== Problem to work on ==
Below is a block of records; repeat all of them exactly.

== A block of data ==
##########

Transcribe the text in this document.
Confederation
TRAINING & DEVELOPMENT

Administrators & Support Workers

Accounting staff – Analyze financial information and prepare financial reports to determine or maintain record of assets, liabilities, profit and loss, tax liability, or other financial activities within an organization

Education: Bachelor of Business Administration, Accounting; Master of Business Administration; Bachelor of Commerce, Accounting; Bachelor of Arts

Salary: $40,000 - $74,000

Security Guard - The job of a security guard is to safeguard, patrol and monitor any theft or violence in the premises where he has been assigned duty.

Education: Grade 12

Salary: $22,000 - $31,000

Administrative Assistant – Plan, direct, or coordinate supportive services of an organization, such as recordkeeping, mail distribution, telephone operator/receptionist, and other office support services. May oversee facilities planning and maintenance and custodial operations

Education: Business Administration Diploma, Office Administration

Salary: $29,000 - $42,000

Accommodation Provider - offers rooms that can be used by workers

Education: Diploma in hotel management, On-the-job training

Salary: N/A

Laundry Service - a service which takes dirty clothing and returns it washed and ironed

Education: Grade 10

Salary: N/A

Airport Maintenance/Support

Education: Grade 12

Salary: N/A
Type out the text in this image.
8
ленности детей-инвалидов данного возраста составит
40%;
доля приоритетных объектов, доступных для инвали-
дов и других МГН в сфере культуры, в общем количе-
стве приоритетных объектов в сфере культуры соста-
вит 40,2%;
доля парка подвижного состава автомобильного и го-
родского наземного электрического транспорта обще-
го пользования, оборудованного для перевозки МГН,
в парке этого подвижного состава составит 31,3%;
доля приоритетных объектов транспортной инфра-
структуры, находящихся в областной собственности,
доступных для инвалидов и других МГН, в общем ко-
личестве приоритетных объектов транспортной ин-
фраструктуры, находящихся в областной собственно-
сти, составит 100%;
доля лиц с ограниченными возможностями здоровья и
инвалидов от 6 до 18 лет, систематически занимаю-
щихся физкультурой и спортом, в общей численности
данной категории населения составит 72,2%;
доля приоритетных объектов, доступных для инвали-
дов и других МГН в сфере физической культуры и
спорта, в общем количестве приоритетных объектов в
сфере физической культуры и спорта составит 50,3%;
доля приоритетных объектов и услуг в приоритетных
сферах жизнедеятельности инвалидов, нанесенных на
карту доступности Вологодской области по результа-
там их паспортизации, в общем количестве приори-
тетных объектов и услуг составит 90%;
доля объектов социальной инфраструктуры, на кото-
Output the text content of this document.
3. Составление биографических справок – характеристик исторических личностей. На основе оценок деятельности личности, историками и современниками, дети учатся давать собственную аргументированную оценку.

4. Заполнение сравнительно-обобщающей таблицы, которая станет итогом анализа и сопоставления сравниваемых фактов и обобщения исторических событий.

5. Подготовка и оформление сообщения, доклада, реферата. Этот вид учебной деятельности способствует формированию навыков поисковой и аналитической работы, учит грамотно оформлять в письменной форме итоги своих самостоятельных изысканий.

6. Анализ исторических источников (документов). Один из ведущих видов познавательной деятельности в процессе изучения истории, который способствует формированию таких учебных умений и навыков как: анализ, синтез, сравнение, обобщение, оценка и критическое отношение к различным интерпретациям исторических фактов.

##########

== Task answer ==
Transcribe the text in this document.
Confederation
TRAINING & DEVELOPMENT

Administrators & Support Workers

Accounting staff – Analyze financial information and prepare financial reports to determine or maintain record of assets, liabilities, profit and loss, tax liability, or other financial activities within an organization

Education: Bachelor of Business Administration, Accounting; Master of Business Administration; Bachelor of Commerce, Accounting; Bachelor of Arts

Salary: $40,000 - $74,000

Security Guard - The job of a security guard is to safeguard, patrol and monitor any theft or violence in the premises where he has been assigned duty.

Education: Grade 12

Salary: $22,000 - $31,000

Administrative Assistant – Plan, direct, or coordinate supportive services of an organization, such as recordkeeping, mail distribution, telephone operator/receptionist, and other office support services. May oversee facilities planning and maintenance and custodial operations

Education: Business Administration Diploma, Office Administration

Salary: $29,000 - $42,000

Accommodation Provider - offers rooms that can be used by workers

Education: Diploma in hotel management, On-the-job training

Salary: N/A

Laundry Service - a service which takes dirty clothing and returns it washed and ironed

Education: Grade 10

Salary: N/A

Airport Maintenance/Support

Education: Grade 12

Salary: N/A
Type out the text in this image.
8
ленности детей-инвалидов данного возраста составит
40%;
доля приоритетных объектов, доступных для инвали-
дов и других МГН в сфере культуры, в общем количе-
стве приоритетных объектов в сфере культуры соста-
вит 40,2%;
доля парка подвижного состава автомобильного и го-
родского наземного электрического транспорта обще-
го пользования, оборудованного для перевозки МГН,
в парке этого подвижного состава составит 31,3%;
доля приоритетных объектов транспортной инфра-
структуры, находящихся в областной собственности,
доступных для инвалидов и других МГН, в общем ко-
личестве приоритетных объектов транспортной ин-
фраструктуры, находящихся в областной собственно-
сти, составит 100%;
доля лиц с ограниченными возможностями здоровья и
инвалидов от 6 до 18 лет, систематически занимаю-
щихся физкультурой и спортом, в общей численности
данной категории населения составит 72,2%;
доля приоритетных объектов, доступных для инвали-
дов и других МГН в сфере физической культуры и
спорта, в общем количестве приоритетных объектов в
сфере физической культуры и спорта составит 50,3%;
доля приоритетных объектов и услуг в приоритетных
сферах жизнедеятельности инвалидов, нанесенных на
карту доступности Вологодской области по результа-
там их паспортизации, в общем количестве приори-
тетных объектов и услуг составит 90%;
доля объектов социальной инфраструктуры, на кото-
Output the text content of this document.
3. Составление биографических справок – характеристик исторических личностей. На основе оценок деятельности личности, историками и современниками, дети учатся давать собственную аргументированную оценку.

4. Заполнение сравнительно-обобщающей таблицы, которая станет итогом анализа и сопоставления сравниваемых фактов и обобщения исторических событий.

5. Подготовка и оформление сообщения, доклада, реферата. Этот вид учебной деятельности способствует формированию навыков поисковой и аналитической работы, учит грамотно оформлять в письменной форме итоги своих самостоятельных изысканий.

6. Анализ исторических источников (документов). Один из ведущих видов познавательной деятельности в процессе изучения истории, который способствует формированию таких учебных умений и навыков как: анализ, синтез, сравнение, обобщение, оценка и критическое отношение к различным интерпретациям исторических фактов.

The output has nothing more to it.